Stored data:
## start

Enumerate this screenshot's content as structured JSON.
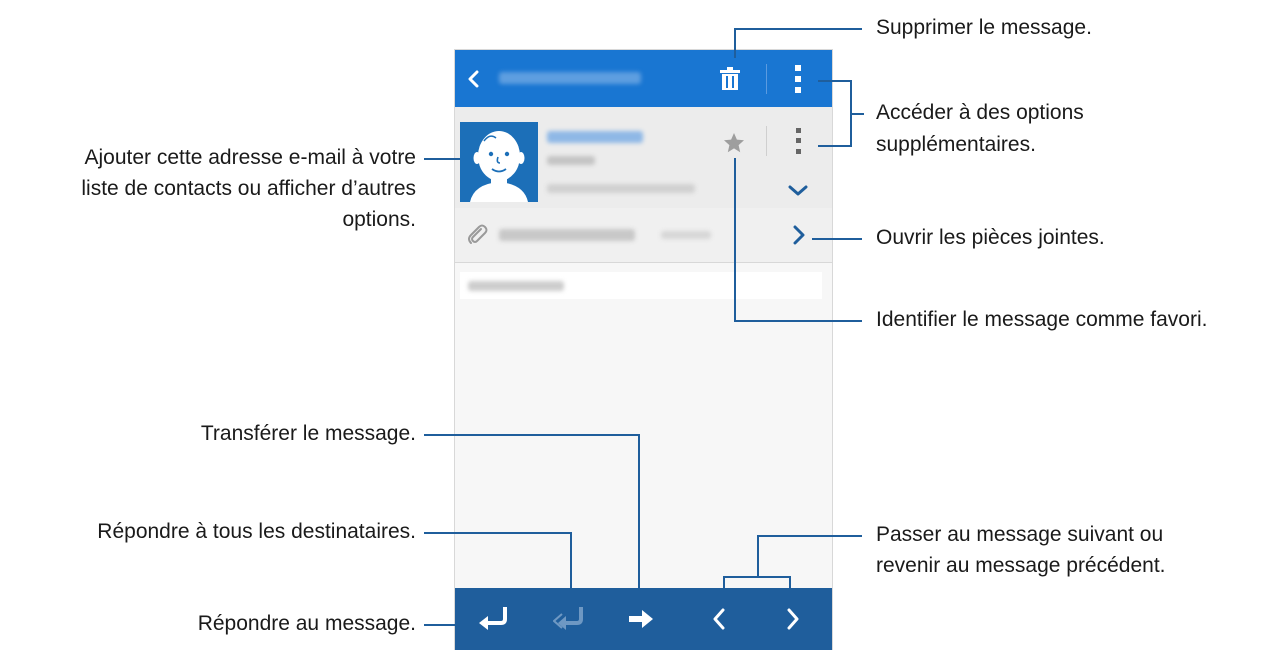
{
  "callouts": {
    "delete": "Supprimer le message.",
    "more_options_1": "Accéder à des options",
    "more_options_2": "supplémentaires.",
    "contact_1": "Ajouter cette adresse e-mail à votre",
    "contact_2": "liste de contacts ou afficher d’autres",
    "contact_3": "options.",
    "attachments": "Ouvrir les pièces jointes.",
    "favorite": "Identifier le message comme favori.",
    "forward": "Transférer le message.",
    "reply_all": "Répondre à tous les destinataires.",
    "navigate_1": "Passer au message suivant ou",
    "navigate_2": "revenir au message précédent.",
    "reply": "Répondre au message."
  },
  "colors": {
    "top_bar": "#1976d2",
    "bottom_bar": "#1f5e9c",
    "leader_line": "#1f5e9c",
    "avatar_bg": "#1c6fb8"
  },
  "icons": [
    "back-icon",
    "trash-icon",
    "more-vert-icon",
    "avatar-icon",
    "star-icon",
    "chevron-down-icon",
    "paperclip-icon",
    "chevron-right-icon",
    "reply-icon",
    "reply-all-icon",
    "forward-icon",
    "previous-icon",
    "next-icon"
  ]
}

## end
## start

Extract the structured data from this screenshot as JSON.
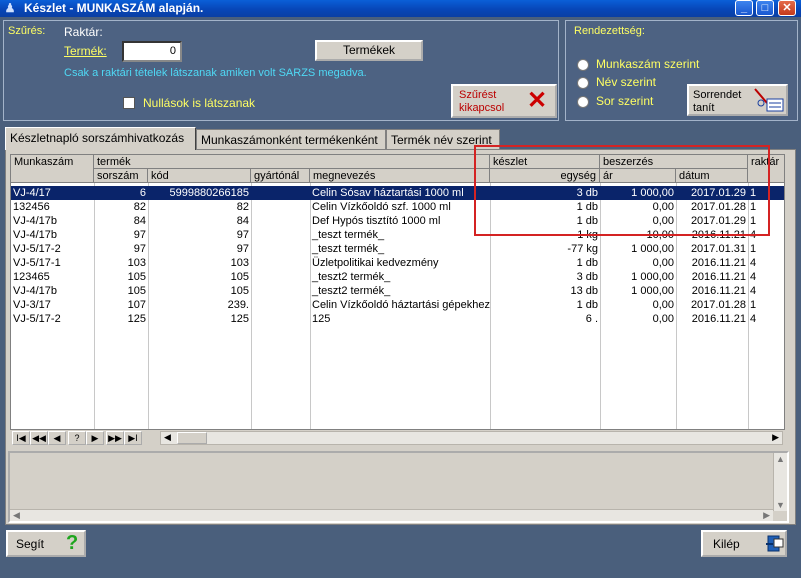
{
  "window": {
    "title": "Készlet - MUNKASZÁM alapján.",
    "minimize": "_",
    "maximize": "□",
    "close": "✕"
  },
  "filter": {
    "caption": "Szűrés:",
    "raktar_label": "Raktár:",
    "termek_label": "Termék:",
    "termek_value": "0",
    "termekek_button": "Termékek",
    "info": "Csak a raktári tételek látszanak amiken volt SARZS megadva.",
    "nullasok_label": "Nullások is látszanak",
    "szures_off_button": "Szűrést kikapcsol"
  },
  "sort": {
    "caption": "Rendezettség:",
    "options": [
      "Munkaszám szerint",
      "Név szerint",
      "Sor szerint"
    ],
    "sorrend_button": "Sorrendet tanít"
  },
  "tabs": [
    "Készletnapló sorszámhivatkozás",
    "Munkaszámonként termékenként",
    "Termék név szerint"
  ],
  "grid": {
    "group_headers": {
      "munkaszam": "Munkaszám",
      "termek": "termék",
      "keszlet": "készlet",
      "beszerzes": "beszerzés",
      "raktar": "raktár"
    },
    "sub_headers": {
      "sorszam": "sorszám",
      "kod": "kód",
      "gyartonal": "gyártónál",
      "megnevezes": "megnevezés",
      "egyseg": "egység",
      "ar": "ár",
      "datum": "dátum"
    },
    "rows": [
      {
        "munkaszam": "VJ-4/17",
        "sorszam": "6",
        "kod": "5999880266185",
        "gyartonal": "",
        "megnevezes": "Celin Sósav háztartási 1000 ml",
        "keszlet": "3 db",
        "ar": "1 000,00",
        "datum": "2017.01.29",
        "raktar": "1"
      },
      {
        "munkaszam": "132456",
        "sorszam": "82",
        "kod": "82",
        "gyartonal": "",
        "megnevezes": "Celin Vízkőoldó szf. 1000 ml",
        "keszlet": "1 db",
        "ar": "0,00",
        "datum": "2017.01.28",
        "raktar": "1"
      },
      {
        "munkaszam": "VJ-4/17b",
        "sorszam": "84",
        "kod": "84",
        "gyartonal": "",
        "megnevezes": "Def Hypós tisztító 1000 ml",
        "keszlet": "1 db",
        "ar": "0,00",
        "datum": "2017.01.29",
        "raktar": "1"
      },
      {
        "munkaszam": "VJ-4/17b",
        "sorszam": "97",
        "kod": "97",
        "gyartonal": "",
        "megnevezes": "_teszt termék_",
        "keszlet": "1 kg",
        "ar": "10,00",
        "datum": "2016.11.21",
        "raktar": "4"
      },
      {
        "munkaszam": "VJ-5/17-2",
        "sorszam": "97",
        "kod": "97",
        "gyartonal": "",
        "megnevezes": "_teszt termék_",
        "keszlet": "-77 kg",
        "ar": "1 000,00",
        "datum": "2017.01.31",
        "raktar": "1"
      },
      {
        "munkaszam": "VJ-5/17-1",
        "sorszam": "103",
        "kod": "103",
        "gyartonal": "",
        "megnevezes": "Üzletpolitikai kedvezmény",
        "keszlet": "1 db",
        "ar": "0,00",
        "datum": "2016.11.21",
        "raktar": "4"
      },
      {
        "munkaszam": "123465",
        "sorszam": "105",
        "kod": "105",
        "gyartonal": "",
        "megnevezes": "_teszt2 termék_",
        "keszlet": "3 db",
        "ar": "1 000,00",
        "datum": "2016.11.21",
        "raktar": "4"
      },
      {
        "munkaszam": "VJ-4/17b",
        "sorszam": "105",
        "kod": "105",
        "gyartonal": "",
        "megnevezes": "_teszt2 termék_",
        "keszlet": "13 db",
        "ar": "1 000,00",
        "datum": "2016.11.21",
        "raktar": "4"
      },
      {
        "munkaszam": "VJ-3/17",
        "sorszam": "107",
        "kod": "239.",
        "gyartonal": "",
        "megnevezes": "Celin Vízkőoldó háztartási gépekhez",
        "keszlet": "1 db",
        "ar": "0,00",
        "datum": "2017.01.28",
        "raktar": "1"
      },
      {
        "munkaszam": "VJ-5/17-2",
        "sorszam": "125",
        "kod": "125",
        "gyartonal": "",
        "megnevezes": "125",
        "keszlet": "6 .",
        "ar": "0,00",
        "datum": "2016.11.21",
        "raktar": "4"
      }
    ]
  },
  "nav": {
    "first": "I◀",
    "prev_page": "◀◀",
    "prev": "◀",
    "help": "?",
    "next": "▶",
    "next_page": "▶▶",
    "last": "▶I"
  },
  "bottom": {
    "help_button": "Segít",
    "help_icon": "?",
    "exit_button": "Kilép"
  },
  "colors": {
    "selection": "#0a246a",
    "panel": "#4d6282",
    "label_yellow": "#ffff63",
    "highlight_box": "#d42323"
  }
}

## end

AIM OF THE TASK: Report each line in the data that holds the word "structured".

OUTPUT BELOW:
Enumerate this screenshot's content as structured JSON.
Extract the structured data from this screenshot as JSON.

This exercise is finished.